> [Information provided]
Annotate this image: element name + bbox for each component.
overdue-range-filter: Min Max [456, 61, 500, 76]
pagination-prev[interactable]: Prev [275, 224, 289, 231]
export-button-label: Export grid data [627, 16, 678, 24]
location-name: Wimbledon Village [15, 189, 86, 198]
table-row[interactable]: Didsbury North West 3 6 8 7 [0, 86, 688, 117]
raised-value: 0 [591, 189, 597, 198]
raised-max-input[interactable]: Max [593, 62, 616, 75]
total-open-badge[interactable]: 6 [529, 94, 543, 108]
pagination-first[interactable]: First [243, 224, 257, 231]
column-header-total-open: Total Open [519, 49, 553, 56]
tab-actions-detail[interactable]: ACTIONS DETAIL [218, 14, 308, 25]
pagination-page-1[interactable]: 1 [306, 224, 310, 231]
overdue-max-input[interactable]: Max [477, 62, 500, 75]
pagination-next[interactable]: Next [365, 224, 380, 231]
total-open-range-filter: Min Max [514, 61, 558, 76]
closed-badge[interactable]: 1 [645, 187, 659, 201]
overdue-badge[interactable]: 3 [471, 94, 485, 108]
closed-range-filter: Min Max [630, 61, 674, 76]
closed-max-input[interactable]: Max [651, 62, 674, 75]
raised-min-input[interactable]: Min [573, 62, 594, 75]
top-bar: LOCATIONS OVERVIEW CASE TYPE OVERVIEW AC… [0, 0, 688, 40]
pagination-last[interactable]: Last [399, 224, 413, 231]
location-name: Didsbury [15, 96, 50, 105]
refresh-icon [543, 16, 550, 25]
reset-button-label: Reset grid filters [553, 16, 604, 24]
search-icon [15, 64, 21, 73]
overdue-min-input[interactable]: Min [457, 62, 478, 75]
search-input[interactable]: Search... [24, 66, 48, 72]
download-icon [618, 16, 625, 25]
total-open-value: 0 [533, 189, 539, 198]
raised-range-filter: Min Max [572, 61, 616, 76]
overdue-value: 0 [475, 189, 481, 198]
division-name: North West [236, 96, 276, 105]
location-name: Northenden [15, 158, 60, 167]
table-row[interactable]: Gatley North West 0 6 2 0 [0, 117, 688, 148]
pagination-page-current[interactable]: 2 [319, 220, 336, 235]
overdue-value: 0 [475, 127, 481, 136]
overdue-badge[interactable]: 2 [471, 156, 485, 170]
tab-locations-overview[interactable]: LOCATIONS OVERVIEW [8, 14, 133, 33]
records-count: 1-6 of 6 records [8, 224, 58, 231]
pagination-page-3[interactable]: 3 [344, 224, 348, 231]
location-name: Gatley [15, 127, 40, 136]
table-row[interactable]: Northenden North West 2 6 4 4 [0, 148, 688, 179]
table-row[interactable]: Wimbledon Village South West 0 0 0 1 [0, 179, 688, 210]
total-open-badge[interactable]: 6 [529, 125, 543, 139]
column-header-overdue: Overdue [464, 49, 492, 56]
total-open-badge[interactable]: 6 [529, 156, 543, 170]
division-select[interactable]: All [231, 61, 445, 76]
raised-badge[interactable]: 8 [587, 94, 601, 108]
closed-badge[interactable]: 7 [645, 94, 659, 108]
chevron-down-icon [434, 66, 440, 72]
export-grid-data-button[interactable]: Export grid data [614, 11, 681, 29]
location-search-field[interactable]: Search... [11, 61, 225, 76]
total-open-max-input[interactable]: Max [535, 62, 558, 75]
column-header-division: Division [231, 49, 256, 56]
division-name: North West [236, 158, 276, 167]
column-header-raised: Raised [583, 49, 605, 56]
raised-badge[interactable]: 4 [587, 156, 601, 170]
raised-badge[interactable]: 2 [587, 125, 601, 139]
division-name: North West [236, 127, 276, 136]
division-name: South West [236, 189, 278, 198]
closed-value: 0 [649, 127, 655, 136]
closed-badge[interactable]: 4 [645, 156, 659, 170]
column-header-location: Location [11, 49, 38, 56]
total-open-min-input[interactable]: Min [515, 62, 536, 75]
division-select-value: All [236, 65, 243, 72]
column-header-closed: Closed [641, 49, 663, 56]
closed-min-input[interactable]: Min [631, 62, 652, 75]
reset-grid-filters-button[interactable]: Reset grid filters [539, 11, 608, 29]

> [Aim of the task]
Format every line of the listing above as a numbered list, omitting any blank lines.

> [Full response]
1. Annotate this image: element name + bbox for each component.
2. overdue-range-filter: Min Max [456, 61, 500, 76]
3. pagination-prev[interactable]: Prev [275, 224, 289, 231]
4. export-button-label: Export grid data [627, 16, 678, 24]
5. location-name: Wimbledon Village [15, 189, 86, 198]
6. table-row[interactable]: Didsbury North West 3 6 8 7 [0, 86, 688, 117]
7. raised-value: 0 [591, 189, 597, 198]
8. raised-max-input[interactable]: Max [593, 62, 616, 75]
9. total-open-badge[interactable]: 6 [529, 94, 543, 108]
10. pagination-first[interactable]: First [243, 224, 257, 231]
11. column-header-total-open: Total Open [519, 49, 553, 56]
12. tab-actions-detail[interactable]: ACTIONS DETAIL [218, 14, 308, 25]
13. pagination-page-1[interactable]: 1 [306, 224, 310, 231]
14. overdue-max-input[interactable]: Max [477, 62, 500, 75]
15. pagination-next[interactable]: Next [365, 224, 380, 231]
16. total-open-range-filter: Min Max [514, 61, 558, 76]
17. closed-badge[interactable]: 1 [645, 187, 659, 201]
18. overdue-badge[interactable]: 3 [471, 94, 485, 108]
19. closed-range-filter: Min Max [630, 61, 674, 76]
20. closed-max-input[interactable]: Max [651, 62, 674, 75]
21. raised-min-input[interactable]: Min [573, 62, 594, 75]
22. top-bar: LOCATIONS OVERVIEW CASE TYPE OVERVIEW AC… [0, 0, 688, 40]
23. pagination-last[interactable]: Last [399, 224, 413, 231]
24. location-name: Didsbury [15, 96, 50, 105]
25. refresh-icon [543, 16, 550, 25]
26. reset-button-label: Reset grid filters [553, 16, 604, 24]
27. search-icon [15, 64, 21, 73]
28. overdue-min-input[interactable]: Min [457, 62, 478, 75]
29. search-input[interactable]: Search... [24, 66, 48, 72]
30. download-icon [618, 16, 625, 25]
31. total-open-value: 0 [533, 189, 539, 198]
32. raised-range-filter: Min Max [572, 61, 616, 76]
33. overdue-value: 0 [475, 189, 481, 198]
34. division-name: North West [236, 96, 276, 105]
35. location-name: Northenden [15, 158, 60, 167]
36. table-row[interactable]: Gatley North West 0 6 2 0 [0, 117, 688, 148]
37. pagination-page-current[interactable]: 2 [319, 220, 336, 235]
38. overdue-value: 0 [475, 127, 481, 136]
39. overdue-badge[interactable]: 2 [471, 156, 485, 170]
40. tab-locations-overview[interactable]: LOCATIONS OVERVIEW [8, 14, 133, 33]
41. records-count: 1-6 of 6 records [8, 224, 58, 231]
42. pagination-page-3[interactable]: 3 [344, 224, 348, 231]
43. location-name: Gatley [15, 127, 40, 136]
44. table-row[interactable]: Northenden North West 2 6 4 4 [0, 148, 688, 179]
45. table-row[interactable]: Wimbledon Village South West 0 0 0 1 [0, 179, 688, 210]
46. total-open-badge[interactable]: 6 [529, 125, 543, 139]
47. column-header-overdue: Overdue [464, 49, 492, 56]
48. total-open-badge[interactable]: 6 [529, 156, 543, 170]
49. division-select[interactable]: All [231, 61, 445, 76]
50. raised-badge[interactable]: 8 [587, 94, 601, 108]
51. closed-badge[interactable]: 7 [645, 94, 659, 108]
52. chevron-down-icon [434, 66, 440, 72]
53. export-grid-data-button[interactable]: Export grid data [614, 11, 681, 29]
54. location-search-field[interactable]: Search... [11, 61, 225, 76]
55. total-open-max-input[interactable]: Max [535, 62, 558, 75]
56. column-header-division: Division [231, 49, 256, 56]
57. division-name: North West [236, 158, 276, 167]
58. column-header-raised: Raised [583, 49, 605, 56]
59. raised-badge[interactable]: 4 [587, 156, 601, 170]
60. raised-badge[interactable]: 2 [587, 125, 601, 139]
61. division-name: North West [236, 127, 276, 136]
62. division-name: South West [236, 189, 278, 198]
63. closed-value: 0 [649, 127, 655, 136]
64. closed-badge[interactable]: 4 [645, 156, 659, 170]
65. column-header-location: Location [11, 49, 38, 56]
66. total-open-min-input[interactable]: Min [515, 62, 536, 75]
67. division-select-value: All [236, 65, 243, 72]
68. column-header-closed: Closed [641, 49, 663, 56]
69. closed-min-input[interactable]: Min [631, 62, 652, 75]
70. reset-grid-filters-button[interactable]: Reset grid filters [539, 11, 608, 29]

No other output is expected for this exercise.